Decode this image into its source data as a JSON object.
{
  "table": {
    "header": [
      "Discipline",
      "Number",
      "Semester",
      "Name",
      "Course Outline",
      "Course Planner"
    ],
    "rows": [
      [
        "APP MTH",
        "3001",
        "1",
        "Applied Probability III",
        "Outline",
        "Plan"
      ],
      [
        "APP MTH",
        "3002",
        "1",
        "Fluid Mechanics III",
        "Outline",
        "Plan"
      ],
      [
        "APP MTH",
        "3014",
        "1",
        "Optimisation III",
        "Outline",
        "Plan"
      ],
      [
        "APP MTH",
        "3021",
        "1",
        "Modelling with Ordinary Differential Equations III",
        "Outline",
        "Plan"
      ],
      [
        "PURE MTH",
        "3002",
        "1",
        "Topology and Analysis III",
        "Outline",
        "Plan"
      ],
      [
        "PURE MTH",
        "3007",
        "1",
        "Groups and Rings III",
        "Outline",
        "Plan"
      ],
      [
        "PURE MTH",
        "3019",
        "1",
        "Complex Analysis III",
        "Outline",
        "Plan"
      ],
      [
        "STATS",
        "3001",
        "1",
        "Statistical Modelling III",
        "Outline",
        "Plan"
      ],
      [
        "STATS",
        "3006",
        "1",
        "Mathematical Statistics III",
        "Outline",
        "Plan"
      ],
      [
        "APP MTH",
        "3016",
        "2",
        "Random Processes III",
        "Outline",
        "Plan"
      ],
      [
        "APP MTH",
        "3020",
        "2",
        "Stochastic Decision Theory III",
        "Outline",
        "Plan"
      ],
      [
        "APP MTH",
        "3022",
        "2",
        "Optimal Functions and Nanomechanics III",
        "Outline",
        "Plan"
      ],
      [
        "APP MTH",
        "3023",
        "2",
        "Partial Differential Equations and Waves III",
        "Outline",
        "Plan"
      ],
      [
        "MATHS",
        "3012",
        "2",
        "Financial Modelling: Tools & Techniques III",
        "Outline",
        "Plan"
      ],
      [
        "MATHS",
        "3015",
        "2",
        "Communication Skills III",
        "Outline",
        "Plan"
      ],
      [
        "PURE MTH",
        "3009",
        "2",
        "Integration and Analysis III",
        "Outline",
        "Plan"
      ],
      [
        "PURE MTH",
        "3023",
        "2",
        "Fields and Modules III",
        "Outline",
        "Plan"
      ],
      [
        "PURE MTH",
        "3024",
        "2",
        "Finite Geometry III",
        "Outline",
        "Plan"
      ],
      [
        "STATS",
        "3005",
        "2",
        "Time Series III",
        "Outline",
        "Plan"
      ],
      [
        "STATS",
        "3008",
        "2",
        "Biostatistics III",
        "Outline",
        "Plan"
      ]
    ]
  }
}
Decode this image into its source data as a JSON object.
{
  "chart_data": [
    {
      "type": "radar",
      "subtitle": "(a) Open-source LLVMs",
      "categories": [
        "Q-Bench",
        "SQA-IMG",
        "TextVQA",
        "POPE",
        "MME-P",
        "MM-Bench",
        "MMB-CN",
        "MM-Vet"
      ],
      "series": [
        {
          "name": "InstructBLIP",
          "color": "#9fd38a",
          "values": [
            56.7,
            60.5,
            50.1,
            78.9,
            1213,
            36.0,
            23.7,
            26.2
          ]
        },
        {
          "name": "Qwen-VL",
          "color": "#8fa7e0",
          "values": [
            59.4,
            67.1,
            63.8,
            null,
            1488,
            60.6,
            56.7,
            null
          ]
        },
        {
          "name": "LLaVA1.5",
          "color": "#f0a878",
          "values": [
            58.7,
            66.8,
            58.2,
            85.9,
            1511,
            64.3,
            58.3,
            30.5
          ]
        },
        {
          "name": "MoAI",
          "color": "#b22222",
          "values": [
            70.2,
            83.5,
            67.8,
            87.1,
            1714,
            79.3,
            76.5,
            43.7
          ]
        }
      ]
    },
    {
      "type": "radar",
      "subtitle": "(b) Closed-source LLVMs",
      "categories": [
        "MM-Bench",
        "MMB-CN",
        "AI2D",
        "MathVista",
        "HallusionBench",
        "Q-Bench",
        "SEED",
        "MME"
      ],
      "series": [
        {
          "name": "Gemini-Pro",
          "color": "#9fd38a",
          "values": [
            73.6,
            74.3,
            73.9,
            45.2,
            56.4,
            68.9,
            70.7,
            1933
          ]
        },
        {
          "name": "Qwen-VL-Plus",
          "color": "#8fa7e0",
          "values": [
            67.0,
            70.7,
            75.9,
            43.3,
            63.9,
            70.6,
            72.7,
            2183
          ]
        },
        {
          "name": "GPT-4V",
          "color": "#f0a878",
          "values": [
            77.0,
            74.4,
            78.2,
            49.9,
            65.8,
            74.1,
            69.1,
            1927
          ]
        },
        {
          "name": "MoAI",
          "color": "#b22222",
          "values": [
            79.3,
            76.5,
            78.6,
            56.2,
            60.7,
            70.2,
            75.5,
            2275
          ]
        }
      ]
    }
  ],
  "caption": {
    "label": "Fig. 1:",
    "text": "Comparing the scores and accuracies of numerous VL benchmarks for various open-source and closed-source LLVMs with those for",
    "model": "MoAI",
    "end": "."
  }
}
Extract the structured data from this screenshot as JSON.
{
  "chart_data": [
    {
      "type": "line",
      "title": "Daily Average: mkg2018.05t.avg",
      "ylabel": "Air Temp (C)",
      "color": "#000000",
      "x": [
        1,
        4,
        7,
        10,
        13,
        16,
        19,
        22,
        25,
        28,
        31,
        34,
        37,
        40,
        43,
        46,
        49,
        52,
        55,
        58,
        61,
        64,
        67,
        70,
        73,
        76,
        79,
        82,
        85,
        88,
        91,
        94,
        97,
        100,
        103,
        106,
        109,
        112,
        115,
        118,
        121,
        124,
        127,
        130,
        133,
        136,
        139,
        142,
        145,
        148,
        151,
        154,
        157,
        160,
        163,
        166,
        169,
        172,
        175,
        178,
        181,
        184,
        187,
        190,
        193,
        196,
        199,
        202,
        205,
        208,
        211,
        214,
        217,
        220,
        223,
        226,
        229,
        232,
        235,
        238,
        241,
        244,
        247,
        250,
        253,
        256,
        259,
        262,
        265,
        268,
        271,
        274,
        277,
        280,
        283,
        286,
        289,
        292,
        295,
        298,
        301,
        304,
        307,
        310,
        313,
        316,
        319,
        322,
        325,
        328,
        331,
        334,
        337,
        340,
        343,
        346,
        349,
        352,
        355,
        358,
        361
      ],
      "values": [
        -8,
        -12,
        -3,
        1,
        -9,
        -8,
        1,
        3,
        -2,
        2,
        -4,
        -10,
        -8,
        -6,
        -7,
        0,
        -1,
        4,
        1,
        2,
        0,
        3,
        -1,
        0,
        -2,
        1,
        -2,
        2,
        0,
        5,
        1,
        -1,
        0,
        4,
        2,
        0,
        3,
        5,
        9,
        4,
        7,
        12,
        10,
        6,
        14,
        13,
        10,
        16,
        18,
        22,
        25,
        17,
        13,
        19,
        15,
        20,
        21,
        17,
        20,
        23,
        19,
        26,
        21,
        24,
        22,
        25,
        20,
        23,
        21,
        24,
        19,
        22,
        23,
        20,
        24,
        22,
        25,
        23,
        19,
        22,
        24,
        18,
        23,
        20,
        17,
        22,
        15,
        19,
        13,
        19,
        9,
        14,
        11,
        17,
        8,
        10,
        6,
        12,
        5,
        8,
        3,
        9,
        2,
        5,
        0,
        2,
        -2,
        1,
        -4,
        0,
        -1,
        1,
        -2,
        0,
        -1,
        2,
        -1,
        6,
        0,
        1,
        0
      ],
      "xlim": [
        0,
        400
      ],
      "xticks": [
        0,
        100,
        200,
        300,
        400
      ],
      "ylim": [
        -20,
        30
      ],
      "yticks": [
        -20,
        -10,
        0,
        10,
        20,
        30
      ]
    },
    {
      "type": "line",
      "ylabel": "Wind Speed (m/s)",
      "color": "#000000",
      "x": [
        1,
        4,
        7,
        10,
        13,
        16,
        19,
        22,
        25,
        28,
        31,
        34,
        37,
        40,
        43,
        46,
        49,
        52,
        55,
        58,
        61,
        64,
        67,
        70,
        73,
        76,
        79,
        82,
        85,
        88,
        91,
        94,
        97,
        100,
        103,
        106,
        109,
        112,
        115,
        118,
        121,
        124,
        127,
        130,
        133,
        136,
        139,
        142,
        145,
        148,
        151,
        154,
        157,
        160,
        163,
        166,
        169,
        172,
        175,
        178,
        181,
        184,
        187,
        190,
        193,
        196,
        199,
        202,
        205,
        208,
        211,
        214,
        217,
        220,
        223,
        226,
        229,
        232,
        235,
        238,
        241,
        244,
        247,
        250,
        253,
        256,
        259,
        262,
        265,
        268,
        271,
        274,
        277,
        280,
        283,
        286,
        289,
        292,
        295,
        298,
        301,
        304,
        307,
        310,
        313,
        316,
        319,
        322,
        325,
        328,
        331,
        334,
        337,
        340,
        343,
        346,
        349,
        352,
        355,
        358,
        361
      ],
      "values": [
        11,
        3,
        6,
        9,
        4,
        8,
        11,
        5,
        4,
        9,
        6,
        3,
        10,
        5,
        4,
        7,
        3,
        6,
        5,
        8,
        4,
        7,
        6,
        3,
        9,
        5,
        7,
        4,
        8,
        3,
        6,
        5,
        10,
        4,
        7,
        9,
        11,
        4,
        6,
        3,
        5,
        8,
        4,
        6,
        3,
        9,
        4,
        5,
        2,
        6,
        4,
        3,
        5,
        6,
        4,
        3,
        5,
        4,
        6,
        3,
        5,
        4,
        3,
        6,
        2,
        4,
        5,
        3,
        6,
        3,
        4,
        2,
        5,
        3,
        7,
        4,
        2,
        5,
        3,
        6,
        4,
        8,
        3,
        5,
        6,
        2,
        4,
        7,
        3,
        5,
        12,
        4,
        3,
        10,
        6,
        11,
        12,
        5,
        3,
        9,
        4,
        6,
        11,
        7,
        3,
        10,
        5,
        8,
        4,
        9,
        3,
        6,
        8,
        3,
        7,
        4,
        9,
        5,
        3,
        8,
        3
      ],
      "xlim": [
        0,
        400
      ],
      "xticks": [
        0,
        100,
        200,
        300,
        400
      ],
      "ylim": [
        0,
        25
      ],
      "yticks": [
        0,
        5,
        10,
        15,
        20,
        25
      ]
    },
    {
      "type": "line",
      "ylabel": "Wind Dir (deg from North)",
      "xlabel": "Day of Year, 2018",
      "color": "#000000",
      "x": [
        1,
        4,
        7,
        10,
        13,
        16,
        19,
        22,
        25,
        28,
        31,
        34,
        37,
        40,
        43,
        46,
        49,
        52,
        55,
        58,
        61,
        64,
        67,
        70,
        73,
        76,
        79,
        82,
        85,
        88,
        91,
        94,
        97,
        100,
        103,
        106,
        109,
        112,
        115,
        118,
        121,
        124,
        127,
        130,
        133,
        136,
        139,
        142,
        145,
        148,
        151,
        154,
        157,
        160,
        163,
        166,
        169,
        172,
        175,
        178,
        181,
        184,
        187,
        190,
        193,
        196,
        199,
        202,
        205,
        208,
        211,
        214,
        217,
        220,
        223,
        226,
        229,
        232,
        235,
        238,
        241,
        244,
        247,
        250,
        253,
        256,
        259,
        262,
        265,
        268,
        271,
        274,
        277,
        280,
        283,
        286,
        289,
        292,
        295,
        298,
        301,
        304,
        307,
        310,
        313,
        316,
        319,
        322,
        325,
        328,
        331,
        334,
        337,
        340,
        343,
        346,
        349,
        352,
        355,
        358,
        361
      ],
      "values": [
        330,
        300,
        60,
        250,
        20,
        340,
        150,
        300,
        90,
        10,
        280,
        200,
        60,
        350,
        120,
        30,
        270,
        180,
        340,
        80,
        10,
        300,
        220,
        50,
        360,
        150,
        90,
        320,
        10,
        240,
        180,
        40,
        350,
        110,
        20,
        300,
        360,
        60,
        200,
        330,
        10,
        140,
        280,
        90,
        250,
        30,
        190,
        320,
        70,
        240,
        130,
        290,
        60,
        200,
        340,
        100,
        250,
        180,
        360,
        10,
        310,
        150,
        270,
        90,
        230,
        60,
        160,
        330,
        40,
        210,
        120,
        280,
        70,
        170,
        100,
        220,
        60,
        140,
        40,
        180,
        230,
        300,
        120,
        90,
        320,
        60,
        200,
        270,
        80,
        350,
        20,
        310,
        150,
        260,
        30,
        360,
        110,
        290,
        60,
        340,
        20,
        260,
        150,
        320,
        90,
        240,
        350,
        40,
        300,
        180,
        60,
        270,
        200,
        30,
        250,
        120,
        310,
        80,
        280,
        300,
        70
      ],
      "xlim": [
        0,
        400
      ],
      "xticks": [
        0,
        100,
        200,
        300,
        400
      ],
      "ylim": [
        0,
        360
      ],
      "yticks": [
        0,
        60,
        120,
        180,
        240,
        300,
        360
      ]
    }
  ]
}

· · · ·

Work to be completed
Determine how many lines in the data above contain the string "subtitle". Give nothing except the number.

Result of this exercise
2